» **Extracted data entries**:
▼

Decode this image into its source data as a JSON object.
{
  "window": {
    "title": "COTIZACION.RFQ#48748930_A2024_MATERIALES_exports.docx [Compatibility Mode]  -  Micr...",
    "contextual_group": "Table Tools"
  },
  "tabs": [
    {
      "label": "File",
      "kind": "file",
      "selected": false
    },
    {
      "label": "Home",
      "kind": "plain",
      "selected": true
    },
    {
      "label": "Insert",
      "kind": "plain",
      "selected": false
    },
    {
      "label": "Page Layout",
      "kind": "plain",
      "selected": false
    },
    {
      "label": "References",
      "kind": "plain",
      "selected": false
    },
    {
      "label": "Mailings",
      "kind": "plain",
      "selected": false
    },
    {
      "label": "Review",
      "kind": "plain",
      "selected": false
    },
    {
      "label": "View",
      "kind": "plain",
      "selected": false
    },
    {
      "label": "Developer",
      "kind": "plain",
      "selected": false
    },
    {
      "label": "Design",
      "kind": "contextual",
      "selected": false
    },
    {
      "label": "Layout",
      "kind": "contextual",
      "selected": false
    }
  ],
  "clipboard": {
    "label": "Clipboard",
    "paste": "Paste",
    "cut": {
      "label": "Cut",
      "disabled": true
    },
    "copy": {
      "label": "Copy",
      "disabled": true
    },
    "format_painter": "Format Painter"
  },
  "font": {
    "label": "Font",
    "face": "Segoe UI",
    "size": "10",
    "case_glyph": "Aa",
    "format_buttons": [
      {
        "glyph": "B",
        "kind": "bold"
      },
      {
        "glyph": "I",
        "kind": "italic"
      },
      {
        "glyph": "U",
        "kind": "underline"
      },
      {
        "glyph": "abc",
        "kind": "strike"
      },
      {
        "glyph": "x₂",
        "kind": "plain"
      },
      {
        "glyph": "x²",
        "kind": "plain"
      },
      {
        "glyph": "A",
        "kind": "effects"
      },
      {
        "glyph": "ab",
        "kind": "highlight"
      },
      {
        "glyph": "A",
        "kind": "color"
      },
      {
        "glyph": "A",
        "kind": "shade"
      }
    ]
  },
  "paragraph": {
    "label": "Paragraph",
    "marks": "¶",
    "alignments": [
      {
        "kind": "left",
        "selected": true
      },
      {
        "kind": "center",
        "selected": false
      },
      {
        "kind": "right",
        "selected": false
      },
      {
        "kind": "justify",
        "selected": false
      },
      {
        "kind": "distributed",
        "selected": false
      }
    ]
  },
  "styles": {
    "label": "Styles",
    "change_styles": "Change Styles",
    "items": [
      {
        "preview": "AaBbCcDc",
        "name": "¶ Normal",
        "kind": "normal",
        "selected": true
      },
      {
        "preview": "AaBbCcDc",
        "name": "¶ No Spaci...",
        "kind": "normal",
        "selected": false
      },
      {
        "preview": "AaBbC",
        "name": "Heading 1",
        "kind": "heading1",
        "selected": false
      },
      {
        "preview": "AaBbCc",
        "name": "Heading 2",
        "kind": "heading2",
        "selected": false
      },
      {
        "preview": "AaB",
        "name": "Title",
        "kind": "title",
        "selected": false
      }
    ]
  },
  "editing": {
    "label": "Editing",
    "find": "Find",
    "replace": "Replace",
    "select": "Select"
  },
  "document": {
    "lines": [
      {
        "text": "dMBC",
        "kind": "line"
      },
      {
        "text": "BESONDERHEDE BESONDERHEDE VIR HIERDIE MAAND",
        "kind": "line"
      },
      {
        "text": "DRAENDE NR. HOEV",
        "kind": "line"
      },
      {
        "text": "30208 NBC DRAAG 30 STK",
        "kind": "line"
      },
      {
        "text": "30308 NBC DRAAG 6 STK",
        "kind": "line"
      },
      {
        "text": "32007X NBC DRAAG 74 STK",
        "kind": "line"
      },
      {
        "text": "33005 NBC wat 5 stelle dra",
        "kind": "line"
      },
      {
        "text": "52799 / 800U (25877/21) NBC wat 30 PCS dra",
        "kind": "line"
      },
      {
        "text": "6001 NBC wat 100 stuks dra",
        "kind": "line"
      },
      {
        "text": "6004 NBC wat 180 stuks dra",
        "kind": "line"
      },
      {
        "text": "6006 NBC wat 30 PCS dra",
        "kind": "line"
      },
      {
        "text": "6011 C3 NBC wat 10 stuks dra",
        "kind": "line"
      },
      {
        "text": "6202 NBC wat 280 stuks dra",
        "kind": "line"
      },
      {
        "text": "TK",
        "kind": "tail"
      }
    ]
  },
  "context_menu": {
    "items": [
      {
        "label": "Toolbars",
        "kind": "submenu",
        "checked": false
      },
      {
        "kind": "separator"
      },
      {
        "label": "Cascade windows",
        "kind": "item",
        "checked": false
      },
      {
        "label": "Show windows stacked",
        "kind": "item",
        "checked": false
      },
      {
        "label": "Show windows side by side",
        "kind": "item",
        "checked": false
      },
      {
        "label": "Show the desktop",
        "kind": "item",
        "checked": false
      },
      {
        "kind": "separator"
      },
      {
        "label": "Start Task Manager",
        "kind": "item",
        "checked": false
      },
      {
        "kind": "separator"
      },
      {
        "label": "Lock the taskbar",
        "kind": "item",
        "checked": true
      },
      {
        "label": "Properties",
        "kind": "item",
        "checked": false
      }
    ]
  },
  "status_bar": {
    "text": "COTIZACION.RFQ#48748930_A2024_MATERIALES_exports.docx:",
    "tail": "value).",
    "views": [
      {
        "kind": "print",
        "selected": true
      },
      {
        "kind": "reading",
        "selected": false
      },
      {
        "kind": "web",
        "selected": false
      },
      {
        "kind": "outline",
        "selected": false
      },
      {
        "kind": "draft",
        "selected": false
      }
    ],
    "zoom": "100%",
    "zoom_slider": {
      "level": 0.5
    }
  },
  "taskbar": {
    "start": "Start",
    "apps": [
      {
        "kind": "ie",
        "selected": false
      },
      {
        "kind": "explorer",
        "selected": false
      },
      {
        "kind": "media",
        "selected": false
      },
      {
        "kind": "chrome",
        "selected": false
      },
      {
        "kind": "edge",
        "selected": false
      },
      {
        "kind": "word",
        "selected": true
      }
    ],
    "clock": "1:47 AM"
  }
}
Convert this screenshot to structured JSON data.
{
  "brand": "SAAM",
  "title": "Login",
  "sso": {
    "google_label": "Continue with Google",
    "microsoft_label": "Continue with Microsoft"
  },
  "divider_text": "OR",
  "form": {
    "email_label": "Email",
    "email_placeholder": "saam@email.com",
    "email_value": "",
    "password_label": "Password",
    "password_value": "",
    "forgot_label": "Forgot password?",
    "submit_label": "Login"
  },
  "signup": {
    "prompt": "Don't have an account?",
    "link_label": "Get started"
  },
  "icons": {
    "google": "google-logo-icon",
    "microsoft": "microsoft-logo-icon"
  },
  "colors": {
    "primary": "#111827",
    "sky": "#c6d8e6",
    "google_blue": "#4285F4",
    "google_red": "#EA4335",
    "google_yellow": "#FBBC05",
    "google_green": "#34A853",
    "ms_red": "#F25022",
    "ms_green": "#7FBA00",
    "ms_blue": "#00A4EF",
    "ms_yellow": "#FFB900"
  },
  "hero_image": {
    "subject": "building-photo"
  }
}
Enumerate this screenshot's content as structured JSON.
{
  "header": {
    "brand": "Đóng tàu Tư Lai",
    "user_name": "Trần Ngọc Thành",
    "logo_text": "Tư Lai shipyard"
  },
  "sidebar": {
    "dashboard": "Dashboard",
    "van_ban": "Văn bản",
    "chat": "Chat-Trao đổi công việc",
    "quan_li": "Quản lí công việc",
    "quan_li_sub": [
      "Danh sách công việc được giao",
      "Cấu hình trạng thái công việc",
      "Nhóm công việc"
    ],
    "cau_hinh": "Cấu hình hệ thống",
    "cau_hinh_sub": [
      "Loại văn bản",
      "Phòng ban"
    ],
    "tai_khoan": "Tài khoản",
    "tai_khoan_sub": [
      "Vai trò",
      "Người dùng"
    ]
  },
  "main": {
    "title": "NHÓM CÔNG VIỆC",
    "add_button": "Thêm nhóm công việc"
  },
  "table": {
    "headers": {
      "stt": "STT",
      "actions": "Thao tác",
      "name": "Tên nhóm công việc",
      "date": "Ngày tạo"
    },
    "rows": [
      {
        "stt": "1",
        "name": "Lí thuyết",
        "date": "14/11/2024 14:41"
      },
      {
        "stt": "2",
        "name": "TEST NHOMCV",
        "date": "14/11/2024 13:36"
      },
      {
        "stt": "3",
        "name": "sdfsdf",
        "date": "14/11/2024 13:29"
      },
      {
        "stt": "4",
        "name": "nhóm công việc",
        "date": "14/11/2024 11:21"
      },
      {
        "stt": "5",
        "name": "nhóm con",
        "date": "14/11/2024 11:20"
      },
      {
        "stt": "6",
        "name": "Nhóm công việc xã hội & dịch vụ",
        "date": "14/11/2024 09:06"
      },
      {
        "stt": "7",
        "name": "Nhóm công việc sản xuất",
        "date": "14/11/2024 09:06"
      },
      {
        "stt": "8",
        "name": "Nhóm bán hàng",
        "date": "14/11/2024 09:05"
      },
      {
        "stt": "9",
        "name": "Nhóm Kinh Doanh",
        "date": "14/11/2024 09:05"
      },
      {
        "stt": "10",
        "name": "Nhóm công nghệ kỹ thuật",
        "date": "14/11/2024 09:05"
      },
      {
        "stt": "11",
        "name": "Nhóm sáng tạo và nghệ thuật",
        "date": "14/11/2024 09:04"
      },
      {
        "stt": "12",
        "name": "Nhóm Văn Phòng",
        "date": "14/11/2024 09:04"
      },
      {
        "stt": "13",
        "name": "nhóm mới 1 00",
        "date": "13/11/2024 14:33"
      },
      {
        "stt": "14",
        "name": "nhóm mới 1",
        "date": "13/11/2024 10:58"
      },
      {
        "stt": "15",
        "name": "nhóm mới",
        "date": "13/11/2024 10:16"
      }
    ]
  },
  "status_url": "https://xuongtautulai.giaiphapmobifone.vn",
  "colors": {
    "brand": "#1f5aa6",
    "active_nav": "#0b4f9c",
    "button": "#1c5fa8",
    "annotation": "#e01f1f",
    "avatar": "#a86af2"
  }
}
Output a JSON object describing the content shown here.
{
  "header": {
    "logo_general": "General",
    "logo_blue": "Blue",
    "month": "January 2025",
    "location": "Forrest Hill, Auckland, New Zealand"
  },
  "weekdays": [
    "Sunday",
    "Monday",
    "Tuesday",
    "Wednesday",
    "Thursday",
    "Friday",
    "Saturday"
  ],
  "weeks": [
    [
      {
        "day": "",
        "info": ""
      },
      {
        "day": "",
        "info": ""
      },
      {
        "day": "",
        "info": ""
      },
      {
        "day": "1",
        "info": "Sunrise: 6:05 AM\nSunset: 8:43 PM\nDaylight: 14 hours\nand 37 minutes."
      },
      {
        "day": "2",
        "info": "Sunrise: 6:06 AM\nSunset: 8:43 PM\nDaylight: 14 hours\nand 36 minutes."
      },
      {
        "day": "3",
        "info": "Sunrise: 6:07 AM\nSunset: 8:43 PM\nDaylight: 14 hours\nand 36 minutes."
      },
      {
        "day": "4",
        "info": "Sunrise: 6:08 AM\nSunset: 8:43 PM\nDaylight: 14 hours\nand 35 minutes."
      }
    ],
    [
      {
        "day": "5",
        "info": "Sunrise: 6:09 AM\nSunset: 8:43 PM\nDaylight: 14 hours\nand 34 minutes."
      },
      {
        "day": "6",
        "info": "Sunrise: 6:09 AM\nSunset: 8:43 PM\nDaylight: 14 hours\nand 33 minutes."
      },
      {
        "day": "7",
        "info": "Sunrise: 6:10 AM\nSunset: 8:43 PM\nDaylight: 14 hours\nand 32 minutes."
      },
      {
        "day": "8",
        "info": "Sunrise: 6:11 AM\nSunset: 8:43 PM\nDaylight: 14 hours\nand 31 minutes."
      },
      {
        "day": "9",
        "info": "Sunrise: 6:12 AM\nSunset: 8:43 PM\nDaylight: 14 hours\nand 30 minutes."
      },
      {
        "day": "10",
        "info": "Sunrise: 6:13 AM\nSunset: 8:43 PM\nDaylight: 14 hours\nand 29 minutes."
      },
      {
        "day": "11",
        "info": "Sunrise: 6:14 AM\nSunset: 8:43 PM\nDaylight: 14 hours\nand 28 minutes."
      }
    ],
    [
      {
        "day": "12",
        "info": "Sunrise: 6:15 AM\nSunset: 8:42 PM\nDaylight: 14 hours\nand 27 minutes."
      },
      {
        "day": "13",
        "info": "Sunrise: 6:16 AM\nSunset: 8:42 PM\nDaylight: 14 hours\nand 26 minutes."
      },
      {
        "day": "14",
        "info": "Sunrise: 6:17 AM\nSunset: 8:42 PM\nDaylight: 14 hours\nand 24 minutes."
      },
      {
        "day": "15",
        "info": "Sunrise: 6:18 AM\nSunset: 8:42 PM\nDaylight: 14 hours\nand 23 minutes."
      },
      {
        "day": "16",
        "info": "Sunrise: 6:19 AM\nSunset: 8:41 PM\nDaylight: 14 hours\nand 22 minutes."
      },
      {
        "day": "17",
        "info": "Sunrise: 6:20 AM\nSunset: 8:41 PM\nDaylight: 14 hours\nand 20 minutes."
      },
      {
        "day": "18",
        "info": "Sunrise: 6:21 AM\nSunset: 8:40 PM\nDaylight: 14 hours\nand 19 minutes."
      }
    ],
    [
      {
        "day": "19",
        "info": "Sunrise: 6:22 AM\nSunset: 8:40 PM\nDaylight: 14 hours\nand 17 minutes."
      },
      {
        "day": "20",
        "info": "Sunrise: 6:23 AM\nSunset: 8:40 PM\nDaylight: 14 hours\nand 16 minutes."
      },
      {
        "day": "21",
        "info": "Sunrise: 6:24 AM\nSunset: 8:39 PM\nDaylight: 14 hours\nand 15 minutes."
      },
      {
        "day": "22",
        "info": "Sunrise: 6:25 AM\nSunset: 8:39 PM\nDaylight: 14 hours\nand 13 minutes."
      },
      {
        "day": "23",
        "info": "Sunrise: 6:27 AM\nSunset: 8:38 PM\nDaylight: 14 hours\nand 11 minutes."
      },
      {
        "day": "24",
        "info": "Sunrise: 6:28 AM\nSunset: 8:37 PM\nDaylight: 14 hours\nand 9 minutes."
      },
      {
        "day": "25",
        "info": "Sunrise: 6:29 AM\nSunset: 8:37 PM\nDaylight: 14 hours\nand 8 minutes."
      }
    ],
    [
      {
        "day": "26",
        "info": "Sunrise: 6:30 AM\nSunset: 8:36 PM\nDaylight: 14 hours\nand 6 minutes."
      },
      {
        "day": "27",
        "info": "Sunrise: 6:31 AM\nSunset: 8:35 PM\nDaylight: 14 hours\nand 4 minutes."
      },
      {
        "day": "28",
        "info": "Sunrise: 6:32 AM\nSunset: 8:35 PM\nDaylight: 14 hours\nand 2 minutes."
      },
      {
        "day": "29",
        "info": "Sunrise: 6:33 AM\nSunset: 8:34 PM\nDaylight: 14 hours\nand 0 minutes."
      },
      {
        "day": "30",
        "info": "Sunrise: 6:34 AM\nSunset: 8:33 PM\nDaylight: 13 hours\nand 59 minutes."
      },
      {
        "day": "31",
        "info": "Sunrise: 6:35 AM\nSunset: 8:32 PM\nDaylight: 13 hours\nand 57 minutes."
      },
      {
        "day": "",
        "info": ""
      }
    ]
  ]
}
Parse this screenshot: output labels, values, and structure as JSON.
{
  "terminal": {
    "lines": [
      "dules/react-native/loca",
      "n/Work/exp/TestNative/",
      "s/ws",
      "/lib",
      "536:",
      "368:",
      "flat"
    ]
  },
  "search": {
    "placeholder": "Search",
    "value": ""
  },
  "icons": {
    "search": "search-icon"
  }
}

▲

Search the listing above for the string "COTIZACION". Copy every line that contains it.

» **SOLUTION FOR THIS PROBLEM**:
    "title": "COTIZACION.RFQ#48748930_A2024_MATERIALES_exports.docx [Compatibility Mode]  -  Micr...",
    "text": "COTIZACION.RFQ#48748930_A2024_MATERIALES_exports.docx:",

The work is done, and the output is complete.